* [RECORDS FOR THIS EXERCISE]:

▼

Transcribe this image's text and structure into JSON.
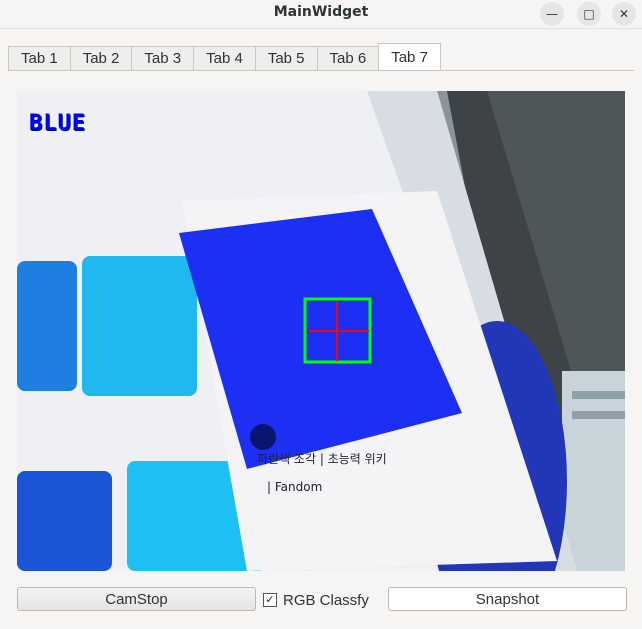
{
  "window": {
    "title": "MainWidget"
  },
  "tabs": [
    {
      "label": "Tab 1",
      "active": false
    },
    {
      "label": "Tab 2",
      "active": false
    },
    {
      "label": "Tab 3",
      "active": false
    },
    {
      "label": "Tab 4",
      "active": false
    },
    {
      "label": "Tab 5",
      "active": false
    },
    {
      "label": "Tab 6",
      "active": false
    },
    {
      "label": "Tab 7",
      "active": true
    }
  ],
  "camera": {
    "detected_color_label": "BLUE",
    "label_color": "#0000ff",
    "target_box_color": "#00ff00",
    "crosshair_color": "#ff0000"
  },
  "controls": {
    "camstop_label": "CamStop",
    "rgb_classify_label": "RGB Classfy",
    "rgb_classify_checked": true,
    "checkbox_glyph": "✓",
    "snapshot_label": "Snapshot"
  }
}
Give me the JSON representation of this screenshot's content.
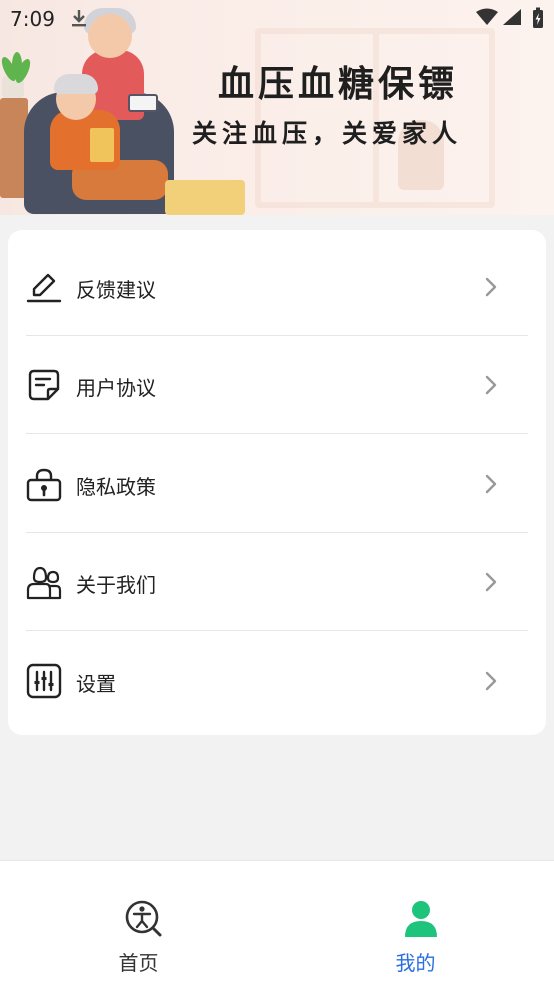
{
  "status_bar": {
    "time": "7:09"
  },
  "banner": {
    "title": "血压血糖保镖",
    "subtitle": "关注血压，关爱家人"
  },
  "menu": {
    "items": [
      {
        "label": "反馈建议",
        "icon": "pencil-icon"
      },
      {
        "label": "用户协议",
        "icon": "document-icon"
      },
      {
        "label": "隐私政策",
        "icon": "lock-icon"
      },
      {
        "label": "关于我们",
        "icon": "people-icon"
      },
      {
        "label": "设置",
        "icon": "sliders-icon"
      }
    ]
  },
  "bottom_nav": {
    "tabs": [
      {
        "label": "首页",
        "icon": "home-accessibility-icon",
        "active": false
      },
      {
        "label": "我的",
        "icon": "person-icon",
        "active": true
      }
    ]
  },
  "colors": {
    "accent_green": "#1ec47c",
    "active_tab_text": "#2b6fe0",
    "inactive_tab_text": "#333333"
  }
}
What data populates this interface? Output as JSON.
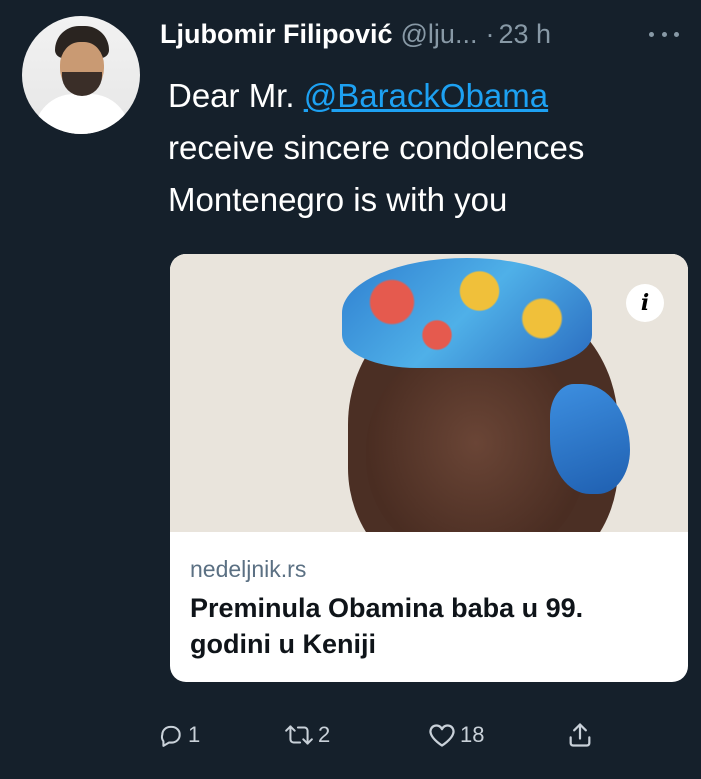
{
  "user": {
    "display_name": "Ljubomir Filipović",
    "handle": "@lju...",
    "separator": "·",
    "time": "23 h"
  },
  "tweet": {
    "line1_prefix": "Dear Mr. ",
    "mention": "@BarackObama",
    "line2": "receive sincere condolences",
    "line3": "Montenegro is with you"
  },
  "card": {
    "domain": "nedeljnik.rs",
    "title": "Preminula Obamina baba u 99. godini u Keniji",
    "info_icon_glyph": "i"
  },
  "actions": {
    "reply_count": "1",
    "retweet_count": "2",
    "like_count": "18"
  },
  "colors": {
    "background": "#15202b",
    "link": "#1da1f2",
    "secondary_text": "#8899a6"
  },
  "icons": [
    "more-icon",
    "info-icon",
    "reply-icon",
    "retweet-icon",
    "like-icon",
    "share-icon"
  ]
}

▲

* [STATED PROBLEM]:
Write the full listing out again with every line unchanged, but include no pictures.

* [WRITTEN RESPONSE]:
Transcribe this image's text and structure into JSON.
{
  "window": {
    "title": "MainWidget"
  },
  "tabs": [
    {
      "label": "Tab 1",
      "active": false
    },
    {
      "label": "Tab 2",
      "active": false
    },
    {
      "label": "Tab 3",
      "active": false
    },
    {
      "label": "Tab 4",
      "active": false
    },
    {
      "label": "Tab 5",
      "active": false
    },
    {
      "label": "Tab 6",
      "active": false
    },
    {
      "label": "Tab 7",
      "active": true
    }
  ],
  "camera": {
    "detected_color_label": "BLUE",
    "label_color": "#0000ff",
    "target_box_color": "#00ff00",
    "crosshair_color": "#ff0000"
  },
  "controls": {
    "camstop_label": "CamStop",
    "rgb_classify_label": "RGB Classfy",
    "rgb_classify_checked": true,
    "checkbox_glyph": "✓",
    "snapshot_label": "Snapshot"
  }
}
Give me the JSON representation of this screenshot's content.
{
  "status_bar": {
    "time": "7:09"
  },
  "banner": {
    "title": "血压血糖保镖",
    "subtitle": "关注血压，关爱家人"
  },
  "menu": {
    "items": [
      {
        "label": "反馈建议",
        "icon": "pencil-icon"
      },
      {
        "label": "用户协议",
        "icon": "document-icon"
      },
      {
        "label": "隐私政策",
        "icon": "lock-icon"
      },
      {
        "label": "关于我们",
        "icon": "people-icon"
      },
      {
        "label": "设置",
        "icon": "sliders-icon"
      }
    ]
  },
  "bottom_nav": {
    "tabs": [
      {
        "label": "首页",
        "icon": "home-accessibility-icon",
        "active": false
      },
      {
        "label": "我的",
        "icon": "person-icon",
        "active": true
      }
    ]
  },
  "colors": {
    "accent_green": "#1ec47c",
    "active_tab_text": "#2b6fe0",
    "inactive_tab_text": "#333333"
  }
}
What data populates this interface? Output as JSON.
{
  "user": {
    "display_name": "Ljubomir Filipović",
    "handle": "@lju...",
    "separator": "·",
    "time": "23 h"
  },
  "tweet": {
    "line1_prefix": "Dear Mr. ",
    "mention": "@BarackObama",
    "line2": "receive sincere condolences",
    "line3": "Montenegro is with you"
  },
  "card": {
    "domain": "nedeljnik.rs",
    "title": "Preminula Obamina baba u 99. godini u Keniji",
    "info_icon_glyph": "i"
  },
  "actions": {
    "reply_count": "1",
    "retweet_count": "2",
    "like_count": "18"
  },
  "colors": {
    "background": "#15202b",
    "link": "#1da1f2",
    "secondary_text": "#8899a6"
  },
  "icons": [
    "more-icon",
    "info-icon",
    "reply-icon",
    "retweet-icon",
    "like-icon",
    "share-icon"
  ]
}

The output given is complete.